Exercise details — Transcribe every record that appears below, exactly and in full.

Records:
__________________________________________________
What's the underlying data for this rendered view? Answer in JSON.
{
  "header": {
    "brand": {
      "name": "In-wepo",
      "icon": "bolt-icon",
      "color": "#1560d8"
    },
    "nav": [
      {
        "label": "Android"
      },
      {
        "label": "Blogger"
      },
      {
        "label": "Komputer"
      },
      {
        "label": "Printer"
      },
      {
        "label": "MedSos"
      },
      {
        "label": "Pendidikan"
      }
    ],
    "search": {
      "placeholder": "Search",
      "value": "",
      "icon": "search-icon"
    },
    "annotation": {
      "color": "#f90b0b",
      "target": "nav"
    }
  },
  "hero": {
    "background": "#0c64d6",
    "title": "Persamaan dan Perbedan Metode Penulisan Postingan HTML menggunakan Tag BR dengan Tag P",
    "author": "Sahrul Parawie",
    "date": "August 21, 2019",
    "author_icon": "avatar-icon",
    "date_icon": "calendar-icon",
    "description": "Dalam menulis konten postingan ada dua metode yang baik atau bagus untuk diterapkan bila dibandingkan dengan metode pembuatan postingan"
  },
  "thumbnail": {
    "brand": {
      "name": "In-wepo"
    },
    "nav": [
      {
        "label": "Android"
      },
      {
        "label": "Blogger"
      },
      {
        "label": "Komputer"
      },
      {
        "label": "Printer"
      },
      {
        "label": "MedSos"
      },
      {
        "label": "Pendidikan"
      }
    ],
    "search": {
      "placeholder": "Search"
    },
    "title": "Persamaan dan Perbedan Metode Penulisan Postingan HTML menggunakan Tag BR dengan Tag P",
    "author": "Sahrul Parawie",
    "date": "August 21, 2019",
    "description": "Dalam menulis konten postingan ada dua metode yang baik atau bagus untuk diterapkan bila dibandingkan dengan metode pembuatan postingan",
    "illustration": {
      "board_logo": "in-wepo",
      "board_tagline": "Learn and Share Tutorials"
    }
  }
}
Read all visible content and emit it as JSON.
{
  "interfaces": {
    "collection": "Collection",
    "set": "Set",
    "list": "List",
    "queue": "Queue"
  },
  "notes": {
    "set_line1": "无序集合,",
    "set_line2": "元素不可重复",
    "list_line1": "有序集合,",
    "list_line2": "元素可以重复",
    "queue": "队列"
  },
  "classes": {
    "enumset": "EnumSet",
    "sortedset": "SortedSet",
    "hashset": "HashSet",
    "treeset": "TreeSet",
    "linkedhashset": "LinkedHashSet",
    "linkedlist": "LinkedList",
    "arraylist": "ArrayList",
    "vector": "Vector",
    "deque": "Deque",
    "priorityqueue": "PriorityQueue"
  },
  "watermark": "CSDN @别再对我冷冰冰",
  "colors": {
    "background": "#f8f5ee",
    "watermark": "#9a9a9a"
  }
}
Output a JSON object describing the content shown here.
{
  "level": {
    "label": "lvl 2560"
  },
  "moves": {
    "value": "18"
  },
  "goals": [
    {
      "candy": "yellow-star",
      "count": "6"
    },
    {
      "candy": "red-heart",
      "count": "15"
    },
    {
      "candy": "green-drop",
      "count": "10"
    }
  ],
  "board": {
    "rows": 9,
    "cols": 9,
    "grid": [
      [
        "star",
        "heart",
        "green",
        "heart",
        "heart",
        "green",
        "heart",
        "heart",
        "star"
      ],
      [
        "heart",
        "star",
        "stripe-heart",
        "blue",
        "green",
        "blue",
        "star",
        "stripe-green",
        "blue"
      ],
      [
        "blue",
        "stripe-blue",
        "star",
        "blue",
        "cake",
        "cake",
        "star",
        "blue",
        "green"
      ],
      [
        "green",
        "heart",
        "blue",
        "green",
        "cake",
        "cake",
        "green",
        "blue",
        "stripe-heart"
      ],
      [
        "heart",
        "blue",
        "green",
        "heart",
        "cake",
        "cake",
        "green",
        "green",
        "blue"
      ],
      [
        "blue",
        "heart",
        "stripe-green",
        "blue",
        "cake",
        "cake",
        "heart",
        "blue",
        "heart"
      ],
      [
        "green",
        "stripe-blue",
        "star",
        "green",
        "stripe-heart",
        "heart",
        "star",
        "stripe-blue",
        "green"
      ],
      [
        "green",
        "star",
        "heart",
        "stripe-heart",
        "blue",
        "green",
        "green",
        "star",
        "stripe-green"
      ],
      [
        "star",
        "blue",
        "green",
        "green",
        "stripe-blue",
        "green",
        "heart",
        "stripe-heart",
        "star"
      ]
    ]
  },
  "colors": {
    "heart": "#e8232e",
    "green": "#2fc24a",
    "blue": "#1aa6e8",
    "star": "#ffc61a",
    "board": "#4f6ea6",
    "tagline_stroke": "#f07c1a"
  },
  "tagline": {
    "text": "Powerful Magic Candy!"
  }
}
__________________________________________________
Task answer —
What's the underlying data for this rendered view? Answer in JSON.
{
  "header": {
    "brand": {
      "name": "In-wepo",
      "icon": "bolt-icon",
      "color": "#1560d8"
    },
    "nav": [
      {
        "label": "Android"
      },
      {
        "label": "Blogger"
      },
      {
        "label": "Komputer"
      },
      {
        "label": "Printer"
      },
      {
        "label": "MedSos"
      },
      {
        "label": "Pendidikan"
      }
    ],
    "search": {
      "placeholder": "Search",
      "value": "",
      "icon": "search-icon"
    },
    "annotation": {
      "color": "#f90b0b",
      "target": "nav"
    }
  },
  "hero": {
    "background": "#0c64d6",
    "title": "Persamaan dan Perbedan Metode Penulisan Postingan HTML menggunakan Tag BR dengan Tag P",
    "author": "Sahrul Parawie",
    "date": "August 21, 2019",
    "author_icon": "avatar-icon",
    "date_icon": "calendar-icon",
    "description": "Dalam menulis konten postingan ada dua metode yang baik atau bagus untuk diterapkan bila dibandingkan dengan metode pembuatan postingan"
  },
  "thumbnail": {
    "brand": {
      "name": "In-wepo"
    },
    "nav": [
      {
        "label": "Android"
      },
      {
        "label": "Blogger"
      },
      {
        "label": "Komputer"
      },
      {
        "label": "Printer"
      },
      {
        "label": "MedSos"
      },
      {
        "label": "Pendidikan"
      }
    ],
    "search": {
      "placeholder": "Search"
    },
    "title": "Persamaan dan Perbedan Metode Penulisan Postingan HTML menggunakan Tag BR dengan Tag P",
    "author": "Sahrul Parawie",
    "date": "August 21, 2019",
    "description": "Dalam menulis konten postingan ada dua metode yang baik atau bagus untuk diterapkan bila dibandingkan dengan metode pembuatan postingan",
    "illustration": {
      "board_logo": "in-wepo",
      "board_tagline": "Learn and Share Tutorials"
    }
  }
}
Read all visible content and emit it as JSON.
{
  "interfaces": {
    "collection": "Collection",
    "set": "Set",
    "list": "List",
    "queue": "Queue"
  },
  "notes": {
    "set_line1": "无序集合,",
    "set_line2": "元素不可重复",
    "list_line1": "有序集合,",
    "list_line2": "元素可以重复",
    "queue": "队列"
  },
  "classes": {
    "enumset": "EnumSet",
    "sortedset": "SortedSet",
    "hashset": "HashSet",
    "treeset": "TreeSet",
    "linkedhashset": "LinkedHashSet",
    "linkedlist": "LinkedList",
    "arraylist": "ArrayList",
    "vector": "Vector",
    "deque": "Deque",
    "priorityqueue": "PriorityQueue"
  },
  "watermark": "CSDN @别再对我冷冰冰",
  "colors": {
    "background": "#f8f5ee",
    "watermark": "#9a9a9a"
  }
}
Output a JSON object describing the content shown here.
{
  "level": {
    "label": "lvl 2560"
  },
  "moves": {
    "value": "18"
  },
  "goals": [
    {
      "candy": "yellow-star",
      "count": "6"
    },
    {
      "candy": "red-heart",
      "count": "15"
    },
    {
      "candy": "green-drop",
      "count": "10"
    }
  ],
  "board": {
    "rows": 9,
    "cols": 9,
    "grid": [
      [
        "star",
        "heart",
        "green",
        "heart",
        "heart",
        "green",
        "heart",
        "heart",
        "star"
      ],
      [
        "heart",
        "star",
        "stripe-heart",
        "blue",
        "green",
        "blue",
        "star",
        "stripe-green",
        "blue"
      ],
      [
        "blue",
        "stripe-blue",
        "star",
        "blue",
        "cake",
        "cake",
        "star",
        "blue",
        "green"
      ],
      [
        "green",
        "heart",
        "blue",
        "green",
        "cake",
        "cake",
        "green",
        "blue",
        "stripe-heart"
      ],
      [
        "heart",
        "blue",
        "green",
        "heart",
        "cake",
        "cake",
        "green",
        "green",
        "blue"
      ],
      [
        "blue",
        "heart",
        "stripe-green",
        "blue",
        "cake",
        "cake",
        "heart",
        "blue",
        "heart"
      ],
      [
        "green",
        "stripe-blue",
        "star",
        "green",
        "stripe-heart",
        "heart",
        "star",
        "stripe-blue",
        "green"
      ],
      [
        "green",
        "star",
        "heart",
        "stripe-heart",
        "blue",
        "green",
        "green",
        "star",
        "stripe-green"
      ],
      [
        "star",
        "blue",
        "green",
        "green",
        "stripe-blue",
        "green",
        "heart",
        "stripe-heart",
        "star"
      ]
    ]
  },
  "colors": {
    "heart": "#e8232e",
    "green": "#2fc24a",
    "blue": "#1aa6e8",
    "star": "#ffc61a",
    "board": "#4f6ea6",
    "tagline_stroke": "#f07c1a"
  },
  "tagline": {
    "text": "Powerful Magic Candy!"
  }
}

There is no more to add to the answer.